_Given information_
-.-.-
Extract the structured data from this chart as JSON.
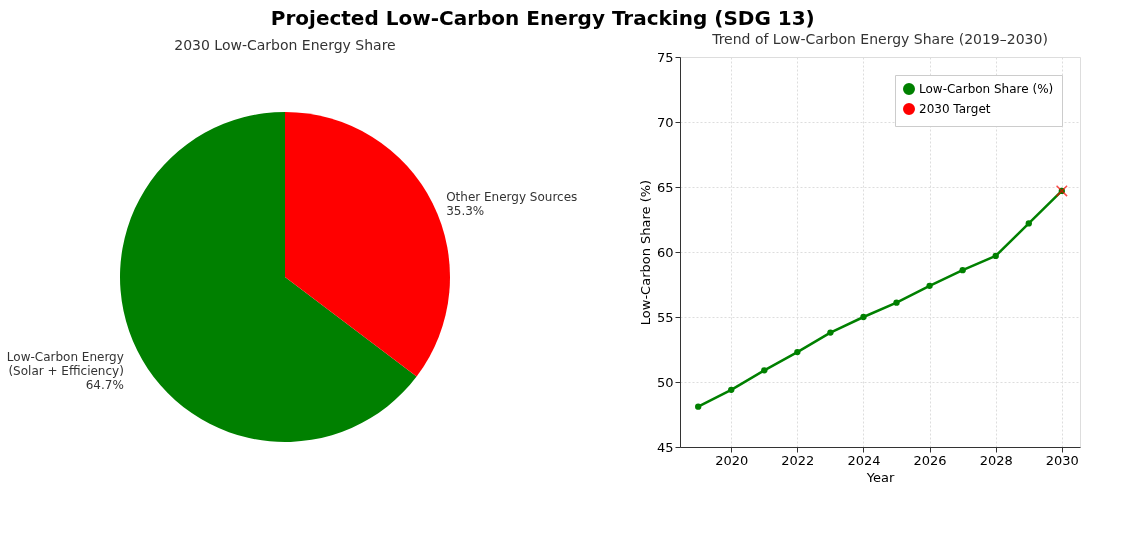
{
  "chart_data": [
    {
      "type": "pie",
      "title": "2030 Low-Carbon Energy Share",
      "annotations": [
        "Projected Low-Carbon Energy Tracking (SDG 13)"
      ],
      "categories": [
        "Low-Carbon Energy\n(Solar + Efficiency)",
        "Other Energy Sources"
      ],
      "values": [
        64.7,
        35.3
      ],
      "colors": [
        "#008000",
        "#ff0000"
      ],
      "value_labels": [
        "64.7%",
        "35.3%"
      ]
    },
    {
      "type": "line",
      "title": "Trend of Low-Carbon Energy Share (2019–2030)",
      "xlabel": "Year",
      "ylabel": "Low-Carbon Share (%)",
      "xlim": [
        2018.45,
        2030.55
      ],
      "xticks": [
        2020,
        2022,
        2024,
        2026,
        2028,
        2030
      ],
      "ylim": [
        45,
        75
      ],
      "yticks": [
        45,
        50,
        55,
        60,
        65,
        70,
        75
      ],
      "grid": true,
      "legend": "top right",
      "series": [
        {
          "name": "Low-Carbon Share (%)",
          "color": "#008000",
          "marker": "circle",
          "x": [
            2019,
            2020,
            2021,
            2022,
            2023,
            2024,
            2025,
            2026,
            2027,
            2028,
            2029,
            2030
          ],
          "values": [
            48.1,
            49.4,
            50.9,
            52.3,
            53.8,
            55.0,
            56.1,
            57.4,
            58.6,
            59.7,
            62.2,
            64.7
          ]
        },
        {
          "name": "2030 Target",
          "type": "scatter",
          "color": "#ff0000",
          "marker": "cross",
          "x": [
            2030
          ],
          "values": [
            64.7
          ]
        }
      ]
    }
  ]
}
-.-.-
_What the exercise asks_
Write the lines above out again exactly, without any of their pictures.

_Exercise result_
Extract the structured data from this chart as JSON.
{
  "chart_data": [
    {
      "type": "pie",
      "title": "2030 Low-Carbon Energy Share",
      "annotations": [
        "Projected Low-Carbon Energy Tracking (SDG 13)"
      ],
      "categories": [
        "Low-Carbon Energy\n(Solar + Efficiency)",
        "Other Energy Sources"
      ],
      "values": [
        64.7,
        35.3
      ],
      "colors": [
        "#008000",
        "#ff0000"
      ],
      "value_labels": [
        "64.7%",
        "35.3%"
      ]
    },
    {
      "type": "line",
      "title": "Trend of Low-Carbon Energy Share (2019–2030)",
      "xlabel": "Year",
      "ylabel": "Low-Carbon Share (%)",
      "xlim": [
        2018.45,
        2030.55
      ],
      "xticks": [
        2020,
        2022,
        2024,
        2026,
        2028,
        2030
      ],
      "ylim": [
        45,
        75
      ],
      "yticks": [
        45,
        50,
        55,
        60,
        65,
        70,
        75
      ],
      "grid": true,
      "legend": "top right",
      "series": [
        {
          "name": "Low-Carbon Share (%)",
          "color": "#008000",
          "marker": "circle",
          "x": [
            2019,
            2020,
            2021,
            2022,
            2023,
            2024,
            2025,
            2026,
            2027,
            2028,
            2029,
            2030
          ],
          "values": [
            48.1,
            49.4,
            50.9,
            52.3,
            53.8,
            55.0,
            56.1,
            57.4,
            58.6,
            59.7,
            62.2,
            64.7
          ]
        },
        {
          "name": "2030 Target",
          "type": "scatter",
          "color": "#ff0000",
          "marker": "cross",
          "x": [
            2030
          ],
          "values": [
            64.7
          ]
        }
      ]
    }
  ]
}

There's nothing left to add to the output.